▶ _Exercise goal_
Pictures in the records should not be copied, but every other part must be repeated exactly.

▶ _Available data_
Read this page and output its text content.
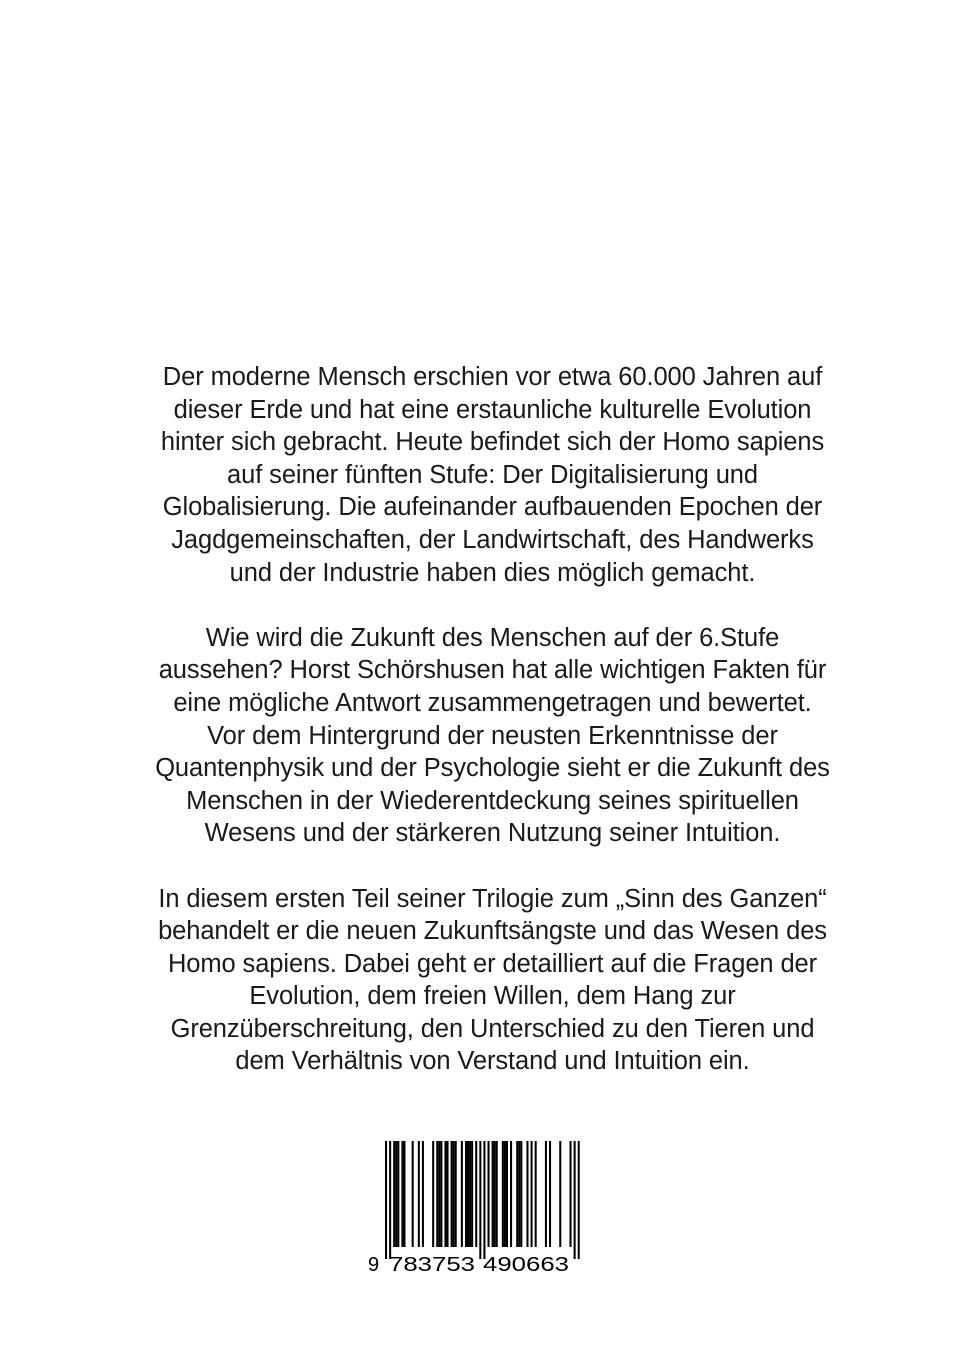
Der moderne Mensch erschien vor etwa 60.000 Jahren auf
dieser Erde und hat eine erstaunliche kulturelle Evolution
hinter sich gebracht. Heute befindet sich der Homo sapiens
auf seiner fünften Stufe: Der Digitalisierung und
Globalisierung. Die aufeinander aufbauenden Epochen der
Jagdgemeinschaften, der Landwirtschaft, des Handwerks
und der Industrie haben dies möglich gemacht.

Wie wird die Zukunft des Menschen auf der 6.Stufe
aussehen? Horst Schörshusen hat alle wichtigen Fakten für
eine mögliche Antwort zusammengetragen und bewertet.
Vor dem Hintergrund der neusten Erkenntnisse der
Quantenphysik und der Psychologie sieht er die Zukunft des
Menschen in der Wiederentdeckung seines spirituellen
Wesens und der stärkeren Nutzung seiner Intuition.

In diesem ersten Teil seiner Trilogie zum „Sinn des Ganzen“
behandelt er die neuen Zukunftsängste und das Wesen des
Homo sapiens. Dabei geht er detailliert auf die Fragen der
Evolution, dem freien Willen, dem Hang zur
Grenzüberschreitung, den Unterschied zu den Tieren und
dem Verhältnis von Verstand und Intuition ein.

9 783753 490663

▶ _The reply_
Read this page and output its text content.
Der moderne Mensch erschien vor etwa 60.000 Jahren auf
dieser Erde und hat eine erstaunliche kulturelle Evolution
hinter sich gebracht. Heute befindet sich der Homo sapiens
auf seiner fünften Stufe: Der Digitalisierung und
Globalisierung. Die aufeinander aufbauenden Epochen der
Jagdgemeinschaften, der Landwirtschaft, des Handwerks
und der Industrie haben dies möglich gemacht.

Wie wird die Zukunft des Menschen auf der 6.Stufe
aussehen? Horst Schörshusen hat alle wichtigen Fakten für
eine mögliche Antwort zusammengetragen und bewertet.
Vor dem Hintergrund der neusten Erkenntnisse der
Quantenphysik und der Psychologie sieht er die Zukunft des
Menschen in der Wiederentdeckung seines spirituellen
Wesens und der stärkeren Nutzung seiner Intuition.

In diesem ersten Teil seiner Trilogie zum „Sinn des Ganzen“
behandelt er die neuen Zukunftsängste und das Wesen des
Homo sapiens. Dabei geht er detailliert auf die Fragen der
Evolution, dem freien Willen, dem Hang zur
Grenzüberschreitung, den Unterschied zu den Tieren und
dem Verhältnis von Verstand und Intuition ein.

9 783753 490663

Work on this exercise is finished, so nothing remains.